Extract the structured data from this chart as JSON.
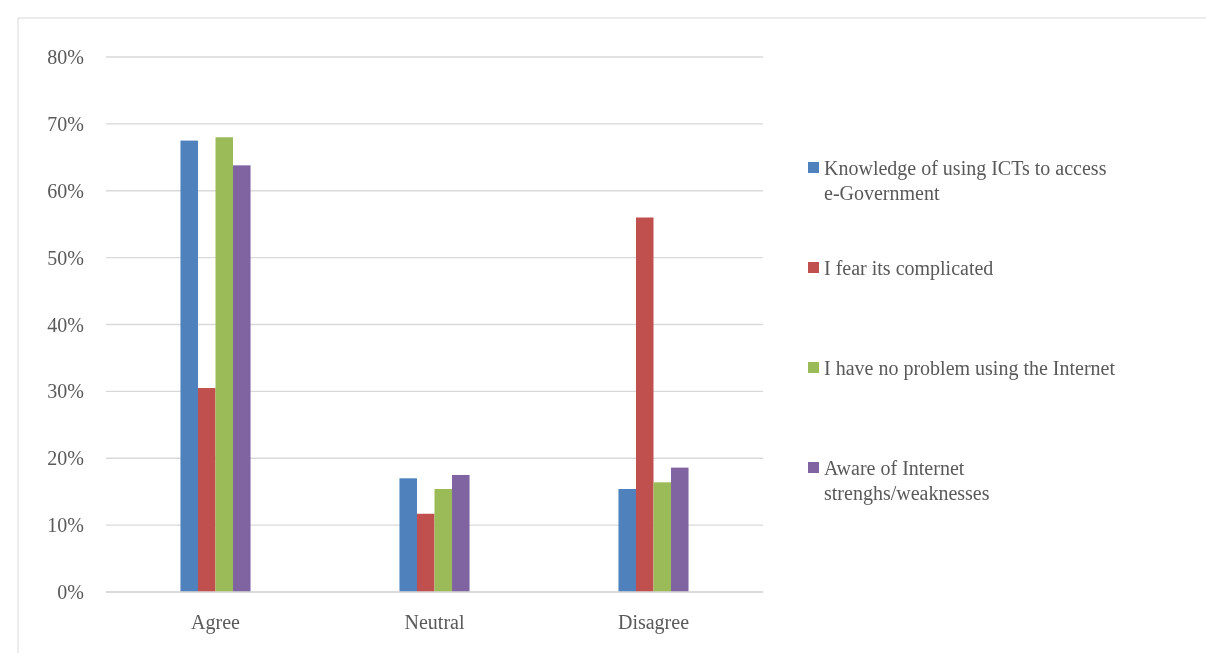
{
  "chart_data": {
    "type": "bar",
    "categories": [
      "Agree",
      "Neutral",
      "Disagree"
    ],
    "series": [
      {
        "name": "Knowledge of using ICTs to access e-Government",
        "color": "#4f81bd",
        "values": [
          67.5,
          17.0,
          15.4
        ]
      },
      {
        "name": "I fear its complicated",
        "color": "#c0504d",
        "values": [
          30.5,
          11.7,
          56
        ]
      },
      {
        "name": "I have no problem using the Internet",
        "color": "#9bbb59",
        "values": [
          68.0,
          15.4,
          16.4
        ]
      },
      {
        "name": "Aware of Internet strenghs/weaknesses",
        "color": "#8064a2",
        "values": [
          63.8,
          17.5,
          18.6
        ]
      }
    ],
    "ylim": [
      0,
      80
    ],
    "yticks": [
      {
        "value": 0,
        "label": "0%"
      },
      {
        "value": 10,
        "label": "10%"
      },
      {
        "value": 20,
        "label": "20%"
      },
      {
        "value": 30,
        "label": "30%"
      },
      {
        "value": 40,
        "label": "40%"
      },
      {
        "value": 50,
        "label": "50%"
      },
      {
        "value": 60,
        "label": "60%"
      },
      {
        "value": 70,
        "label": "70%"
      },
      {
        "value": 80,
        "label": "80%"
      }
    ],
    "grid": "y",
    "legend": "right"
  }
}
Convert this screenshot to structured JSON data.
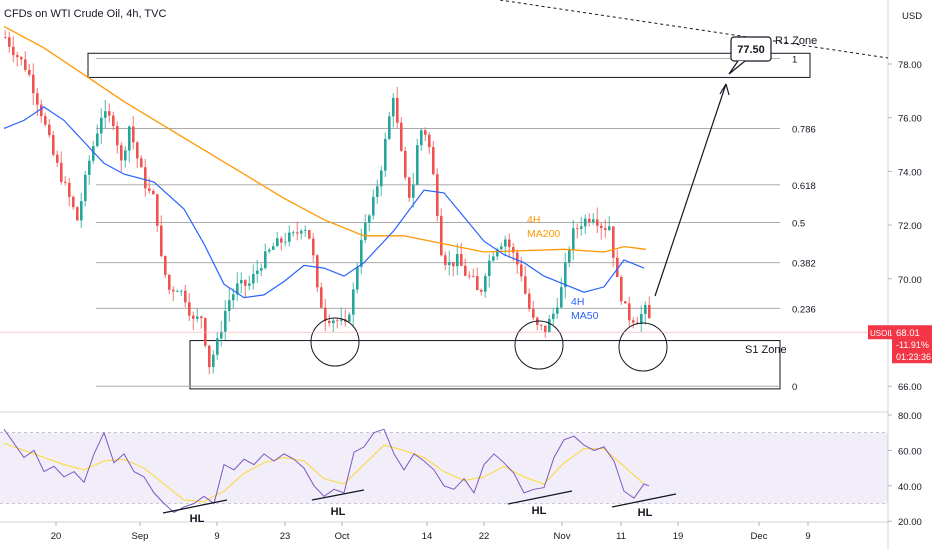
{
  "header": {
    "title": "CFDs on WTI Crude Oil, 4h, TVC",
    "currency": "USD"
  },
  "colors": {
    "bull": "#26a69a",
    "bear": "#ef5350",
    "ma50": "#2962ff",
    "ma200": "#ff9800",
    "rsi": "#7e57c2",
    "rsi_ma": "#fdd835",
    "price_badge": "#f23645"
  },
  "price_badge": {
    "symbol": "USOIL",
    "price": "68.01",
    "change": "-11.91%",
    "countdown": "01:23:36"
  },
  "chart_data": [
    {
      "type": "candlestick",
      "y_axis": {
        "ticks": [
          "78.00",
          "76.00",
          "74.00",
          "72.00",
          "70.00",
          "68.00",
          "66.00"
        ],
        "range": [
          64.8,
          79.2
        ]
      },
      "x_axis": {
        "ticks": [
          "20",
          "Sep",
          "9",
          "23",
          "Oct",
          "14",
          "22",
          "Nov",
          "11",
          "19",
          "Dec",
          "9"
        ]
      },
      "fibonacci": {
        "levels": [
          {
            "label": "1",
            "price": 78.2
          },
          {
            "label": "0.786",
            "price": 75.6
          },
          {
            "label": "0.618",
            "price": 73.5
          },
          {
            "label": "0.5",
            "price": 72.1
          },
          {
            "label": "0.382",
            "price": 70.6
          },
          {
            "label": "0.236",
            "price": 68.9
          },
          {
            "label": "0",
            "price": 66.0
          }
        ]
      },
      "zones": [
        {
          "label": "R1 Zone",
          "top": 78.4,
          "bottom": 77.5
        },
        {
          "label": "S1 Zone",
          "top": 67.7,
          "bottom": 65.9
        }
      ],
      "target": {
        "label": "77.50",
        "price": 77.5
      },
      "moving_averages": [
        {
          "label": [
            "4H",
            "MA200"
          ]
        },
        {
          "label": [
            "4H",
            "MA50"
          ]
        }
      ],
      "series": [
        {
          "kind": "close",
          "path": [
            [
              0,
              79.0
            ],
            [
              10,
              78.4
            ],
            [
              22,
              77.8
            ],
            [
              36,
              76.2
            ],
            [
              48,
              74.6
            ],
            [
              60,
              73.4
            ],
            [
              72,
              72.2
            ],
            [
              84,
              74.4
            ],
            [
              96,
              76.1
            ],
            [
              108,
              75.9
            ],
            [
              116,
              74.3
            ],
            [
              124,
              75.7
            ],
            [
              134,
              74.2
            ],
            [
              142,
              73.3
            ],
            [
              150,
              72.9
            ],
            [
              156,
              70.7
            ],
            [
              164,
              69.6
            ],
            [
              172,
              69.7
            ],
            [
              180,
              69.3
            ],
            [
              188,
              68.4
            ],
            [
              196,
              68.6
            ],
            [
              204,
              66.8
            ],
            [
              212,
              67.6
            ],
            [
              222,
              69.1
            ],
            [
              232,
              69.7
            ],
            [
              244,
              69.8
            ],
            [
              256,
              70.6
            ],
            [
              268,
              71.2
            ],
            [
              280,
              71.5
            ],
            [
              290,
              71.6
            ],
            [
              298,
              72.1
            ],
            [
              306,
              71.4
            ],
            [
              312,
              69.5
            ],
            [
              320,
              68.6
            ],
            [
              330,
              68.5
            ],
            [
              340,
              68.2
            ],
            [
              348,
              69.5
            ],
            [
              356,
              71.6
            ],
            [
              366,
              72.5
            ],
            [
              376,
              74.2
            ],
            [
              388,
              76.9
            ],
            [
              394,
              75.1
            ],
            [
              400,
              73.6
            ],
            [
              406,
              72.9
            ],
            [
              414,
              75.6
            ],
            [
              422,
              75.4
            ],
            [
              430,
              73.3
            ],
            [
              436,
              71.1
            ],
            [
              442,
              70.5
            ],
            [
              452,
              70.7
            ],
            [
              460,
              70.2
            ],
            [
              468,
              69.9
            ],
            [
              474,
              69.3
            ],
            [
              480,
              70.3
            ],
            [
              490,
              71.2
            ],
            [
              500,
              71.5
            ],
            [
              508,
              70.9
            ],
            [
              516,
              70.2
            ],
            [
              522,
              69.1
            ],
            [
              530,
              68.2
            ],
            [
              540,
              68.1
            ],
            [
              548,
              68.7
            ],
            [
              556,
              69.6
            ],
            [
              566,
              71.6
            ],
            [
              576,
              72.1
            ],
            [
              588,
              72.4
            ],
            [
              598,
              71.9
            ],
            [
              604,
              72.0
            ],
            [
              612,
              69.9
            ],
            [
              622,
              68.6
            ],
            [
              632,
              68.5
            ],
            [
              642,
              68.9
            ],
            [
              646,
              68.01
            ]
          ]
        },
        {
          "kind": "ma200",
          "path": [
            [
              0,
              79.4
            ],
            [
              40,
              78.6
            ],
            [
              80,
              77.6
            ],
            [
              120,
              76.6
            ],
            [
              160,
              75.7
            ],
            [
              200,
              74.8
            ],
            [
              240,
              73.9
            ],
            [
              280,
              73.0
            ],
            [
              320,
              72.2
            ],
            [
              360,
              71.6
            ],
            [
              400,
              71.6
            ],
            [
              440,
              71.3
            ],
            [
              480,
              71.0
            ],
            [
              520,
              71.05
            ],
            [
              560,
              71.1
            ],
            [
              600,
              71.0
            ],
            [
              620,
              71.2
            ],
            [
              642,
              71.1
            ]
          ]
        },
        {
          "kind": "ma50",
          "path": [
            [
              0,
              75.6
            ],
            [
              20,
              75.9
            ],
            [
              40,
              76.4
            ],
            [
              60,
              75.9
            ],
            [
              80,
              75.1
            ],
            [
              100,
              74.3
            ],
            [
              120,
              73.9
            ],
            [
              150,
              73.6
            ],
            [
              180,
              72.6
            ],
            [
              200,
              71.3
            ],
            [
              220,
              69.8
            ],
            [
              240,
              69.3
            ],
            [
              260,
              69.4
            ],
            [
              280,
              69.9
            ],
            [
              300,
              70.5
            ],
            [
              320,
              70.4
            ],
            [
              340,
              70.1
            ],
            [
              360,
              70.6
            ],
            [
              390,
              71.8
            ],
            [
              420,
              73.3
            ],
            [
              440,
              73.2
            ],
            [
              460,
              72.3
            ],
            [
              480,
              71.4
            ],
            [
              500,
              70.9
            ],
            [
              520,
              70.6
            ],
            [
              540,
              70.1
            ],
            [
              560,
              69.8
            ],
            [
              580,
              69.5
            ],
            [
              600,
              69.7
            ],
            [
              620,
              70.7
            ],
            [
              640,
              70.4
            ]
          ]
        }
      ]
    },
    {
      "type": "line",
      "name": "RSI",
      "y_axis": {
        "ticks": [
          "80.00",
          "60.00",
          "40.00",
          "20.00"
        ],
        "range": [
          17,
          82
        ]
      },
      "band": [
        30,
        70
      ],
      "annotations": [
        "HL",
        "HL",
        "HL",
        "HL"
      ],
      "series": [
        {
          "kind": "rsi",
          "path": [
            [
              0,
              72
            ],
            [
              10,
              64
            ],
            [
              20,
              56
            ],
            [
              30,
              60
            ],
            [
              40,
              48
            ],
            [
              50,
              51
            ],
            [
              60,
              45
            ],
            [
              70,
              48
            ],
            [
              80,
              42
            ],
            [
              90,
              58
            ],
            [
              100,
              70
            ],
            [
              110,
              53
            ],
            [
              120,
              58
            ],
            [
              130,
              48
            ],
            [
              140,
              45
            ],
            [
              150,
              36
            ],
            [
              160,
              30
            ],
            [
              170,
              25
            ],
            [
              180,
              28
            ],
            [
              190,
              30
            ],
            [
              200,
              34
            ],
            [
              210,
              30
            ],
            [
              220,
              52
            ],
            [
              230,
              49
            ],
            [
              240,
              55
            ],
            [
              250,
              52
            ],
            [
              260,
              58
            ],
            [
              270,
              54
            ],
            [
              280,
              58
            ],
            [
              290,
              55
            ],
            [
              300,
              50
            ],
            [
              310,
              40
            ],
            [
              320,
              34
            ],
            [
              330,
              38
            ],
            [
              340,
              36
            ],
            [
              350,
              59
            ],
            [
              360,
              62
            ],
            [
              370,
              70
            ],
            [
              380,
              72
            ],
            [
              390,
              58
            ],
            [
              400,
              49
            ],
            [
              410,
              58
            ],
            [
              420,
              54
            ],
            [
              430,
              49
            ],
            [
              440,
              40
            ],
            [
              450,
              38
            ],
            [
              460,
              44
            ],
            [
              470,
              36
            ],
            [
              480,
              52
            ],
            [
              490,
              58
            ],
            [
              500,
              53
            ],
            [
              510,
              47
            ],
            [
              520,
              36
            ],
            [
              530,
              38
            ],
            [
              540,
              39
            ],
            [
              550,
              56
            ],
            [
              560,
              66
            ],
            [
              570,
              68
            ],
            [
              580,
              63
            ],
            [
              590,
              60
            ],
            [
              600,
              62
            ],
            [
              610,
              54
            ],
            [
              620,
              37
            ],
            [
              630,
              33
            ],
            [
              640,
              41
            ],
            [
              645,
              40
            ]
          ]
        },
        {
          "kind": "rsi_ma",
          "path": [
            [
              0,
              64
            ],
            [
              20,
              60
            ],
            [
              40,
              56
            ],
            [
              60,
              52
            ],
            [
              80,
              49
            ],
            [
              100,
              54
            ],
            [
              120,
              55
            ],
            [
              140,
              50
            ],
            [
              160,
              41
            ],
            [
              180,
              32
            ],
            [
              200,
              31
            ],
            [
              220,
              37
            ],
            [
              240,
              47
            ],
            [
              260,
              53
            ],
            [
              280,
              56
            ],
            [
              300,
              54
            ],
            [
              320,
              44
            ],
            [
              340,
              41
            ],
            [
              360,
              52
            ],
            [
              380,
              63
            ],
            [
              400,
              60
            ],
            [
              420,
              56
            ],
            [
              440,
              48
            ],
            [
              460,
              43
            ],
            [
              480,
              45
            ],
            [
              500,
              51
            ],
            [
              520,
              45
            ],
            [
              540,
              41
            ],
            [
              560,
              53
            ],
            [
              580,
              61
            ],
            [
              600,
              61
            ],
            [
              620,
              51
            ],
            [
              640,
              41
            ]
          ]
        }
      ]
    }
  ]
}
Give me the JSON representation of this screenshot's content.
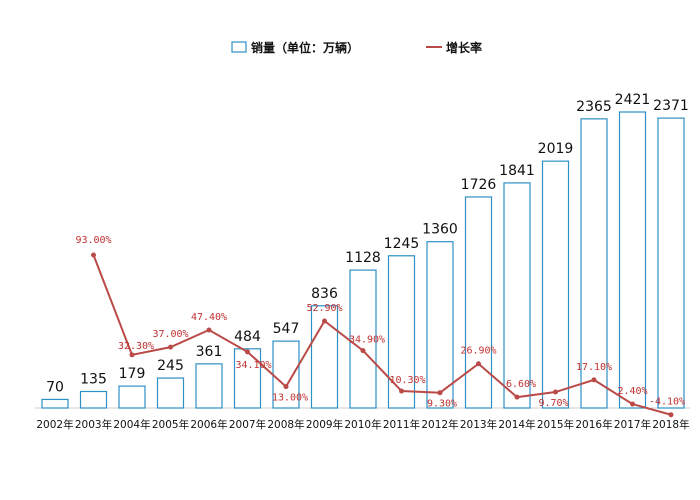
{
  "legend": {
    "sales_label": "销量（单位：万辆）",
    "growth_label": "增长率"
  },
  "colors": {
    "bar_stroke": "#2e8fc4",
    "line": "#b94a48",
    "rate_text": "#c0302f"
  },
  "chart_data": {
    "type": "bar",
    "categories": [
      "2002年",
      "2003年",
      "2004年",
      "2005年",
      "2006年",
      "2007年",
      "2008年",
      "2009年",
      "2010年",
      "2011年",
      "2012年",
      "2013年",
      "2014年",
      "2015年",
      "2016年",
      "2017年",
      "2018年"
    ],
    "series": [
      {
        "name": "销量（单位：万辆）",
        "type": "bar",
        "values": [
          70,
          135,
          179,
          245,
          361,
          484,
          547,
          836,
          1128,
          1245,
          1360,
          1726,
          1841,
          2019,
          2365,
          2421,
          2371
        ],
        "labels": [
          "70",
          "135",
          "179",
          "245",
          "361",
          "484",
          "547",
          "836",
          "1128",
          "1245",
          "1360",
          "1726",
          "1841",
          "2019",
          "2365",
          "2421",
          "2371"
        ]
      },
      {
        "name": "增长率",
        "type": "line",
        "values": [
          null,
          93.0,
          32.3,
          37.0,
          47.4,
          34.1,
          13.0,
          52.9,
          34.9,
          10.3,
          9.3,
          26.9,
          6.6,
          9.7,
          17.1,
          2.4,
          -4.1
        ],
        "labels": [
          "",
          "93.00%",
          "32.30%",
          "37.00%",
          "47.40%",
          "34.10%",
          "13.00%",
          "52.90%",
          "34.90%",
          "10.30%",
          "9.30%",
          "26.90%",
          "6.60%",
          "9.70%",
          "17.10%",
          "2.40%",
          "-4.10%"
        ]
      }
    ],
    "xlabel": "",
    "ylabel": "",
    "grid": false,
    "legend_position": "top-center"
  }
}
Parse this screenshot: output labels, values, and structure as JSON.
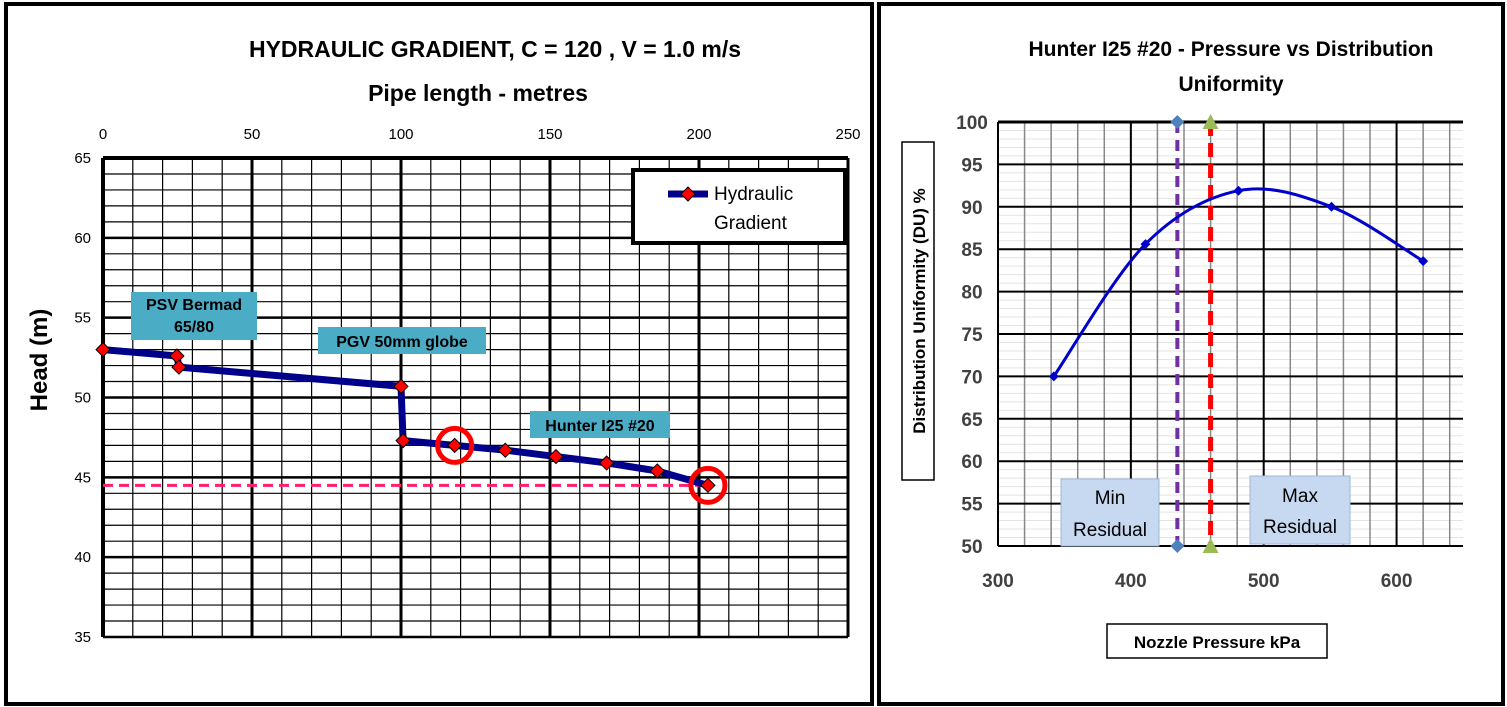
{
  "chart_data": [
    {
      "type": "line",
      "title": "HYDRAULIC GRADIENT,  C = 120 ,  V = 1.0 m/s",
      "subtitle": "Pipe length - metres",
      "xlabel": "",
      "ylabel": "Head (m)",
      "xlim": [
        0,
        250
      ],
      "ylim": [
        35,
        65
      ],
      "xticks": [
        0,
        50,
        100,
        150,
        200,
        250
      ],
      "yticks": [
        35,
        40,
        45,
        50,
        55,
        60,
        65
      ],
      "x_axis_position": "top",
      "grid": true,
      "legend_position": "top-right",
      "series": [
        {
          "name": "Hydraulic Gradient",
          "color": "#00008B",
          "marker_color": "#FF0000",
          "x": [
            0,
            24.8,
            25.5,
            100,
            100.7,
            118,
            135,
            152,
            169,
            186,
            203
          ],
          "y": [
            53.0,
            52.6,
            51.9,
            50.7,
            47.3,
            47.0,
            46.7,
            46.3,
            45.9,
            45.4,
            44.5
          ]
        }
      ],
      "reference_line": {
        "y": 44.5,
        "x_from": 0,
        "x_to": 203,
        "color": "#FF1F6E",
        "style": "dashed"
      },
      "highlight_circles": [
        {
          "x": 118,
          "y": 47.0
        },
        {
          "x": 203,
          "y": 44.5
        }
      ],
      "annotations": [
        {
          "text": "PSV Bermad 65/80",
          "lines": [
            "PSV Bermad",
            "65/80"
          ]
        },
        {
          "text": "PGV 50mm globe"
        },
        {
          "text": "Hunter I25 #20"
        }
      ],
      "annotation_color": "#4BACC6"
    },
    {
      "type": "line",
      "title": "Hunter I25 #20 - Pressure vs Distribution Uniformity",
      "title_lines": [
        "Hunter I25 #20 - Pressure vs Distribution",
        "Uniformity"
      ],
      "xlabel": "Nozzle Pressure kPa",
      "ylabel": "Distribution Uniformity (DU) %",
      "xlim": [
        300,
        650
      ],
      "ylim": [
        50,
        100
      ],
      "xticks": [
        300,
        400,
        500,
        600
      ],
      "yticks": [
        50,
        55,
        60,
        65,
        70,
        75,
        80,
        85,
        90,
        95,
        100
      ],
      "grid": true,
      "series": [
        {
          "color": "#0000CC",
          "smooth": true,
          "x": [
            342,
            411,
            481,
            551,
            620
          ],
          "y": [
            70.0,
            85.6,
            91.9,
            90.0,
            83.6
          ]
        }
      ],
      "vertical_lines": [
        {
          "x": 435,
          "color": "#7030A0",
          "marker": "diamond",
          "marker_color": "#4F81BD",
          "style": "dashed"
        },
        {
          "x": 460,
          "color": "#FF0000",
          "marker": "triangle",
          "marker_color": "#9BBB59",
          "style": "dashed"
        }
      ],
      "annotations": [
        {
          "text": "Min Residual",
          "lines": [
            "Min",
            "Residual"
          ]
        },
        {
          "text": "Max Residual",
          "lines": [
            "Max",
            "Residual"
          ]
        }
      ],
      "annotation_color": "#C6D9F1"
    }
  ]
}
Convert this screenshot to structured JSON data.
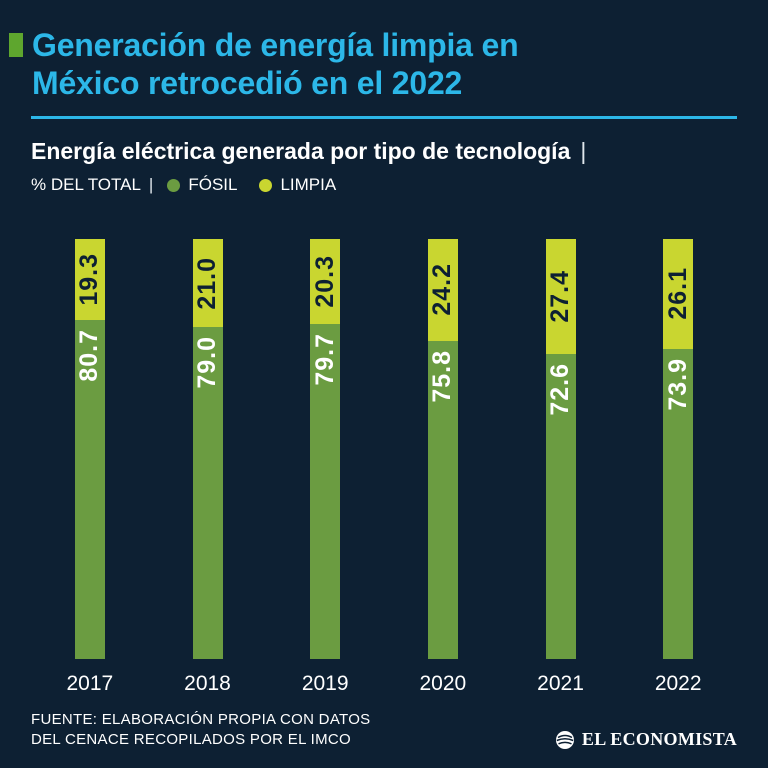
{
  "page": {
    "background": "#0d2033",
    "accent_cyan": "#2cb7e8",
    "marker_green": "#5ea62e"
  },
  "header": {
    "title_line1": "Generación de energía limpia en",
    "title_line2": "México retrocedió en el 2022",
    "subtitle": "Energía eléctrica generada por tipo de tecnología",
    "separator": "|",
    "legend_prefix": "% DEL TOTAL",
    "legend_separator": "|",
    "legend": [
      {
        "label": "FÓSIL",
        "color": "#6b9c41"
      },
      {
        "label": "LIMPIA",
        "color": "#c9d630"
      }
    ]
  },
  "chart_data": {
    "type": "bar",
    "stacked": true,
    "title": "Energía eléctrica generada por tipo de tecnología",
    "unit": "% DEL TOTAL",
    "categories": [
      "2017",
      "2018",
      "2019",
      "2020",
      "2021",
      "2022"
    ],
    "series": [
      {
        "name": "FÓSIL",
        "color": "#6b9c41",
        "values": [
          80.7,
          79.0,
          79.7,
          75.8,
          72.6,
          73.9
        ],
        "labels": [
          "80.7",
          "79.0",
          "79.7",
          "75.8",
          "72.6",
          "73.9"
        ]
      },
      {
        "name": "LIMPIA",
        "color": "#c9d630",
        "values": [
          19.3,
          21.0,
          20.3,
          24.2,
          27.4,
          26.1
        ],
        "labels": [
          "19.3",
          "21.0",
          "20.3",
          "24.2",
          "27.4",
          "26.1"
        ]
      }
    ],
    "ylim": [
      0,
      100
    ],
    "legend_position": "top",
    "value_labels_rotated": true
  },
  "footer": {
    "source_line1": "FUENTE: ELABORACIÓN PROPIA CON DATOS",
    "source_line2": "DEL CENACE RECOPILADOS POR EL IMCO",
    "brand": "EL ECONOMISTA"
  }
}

====================

- [REQUEST]:
Return all the lines that contain the string "Hunter".

- [REPLY TO THE TASK]:
          "text": "Hunter I25 #20"
      "title": "Hunter I25 #20 - Pressure vs Distribution Uniformity",
        "Hunter I25 #20 - Pressure vs Distribution",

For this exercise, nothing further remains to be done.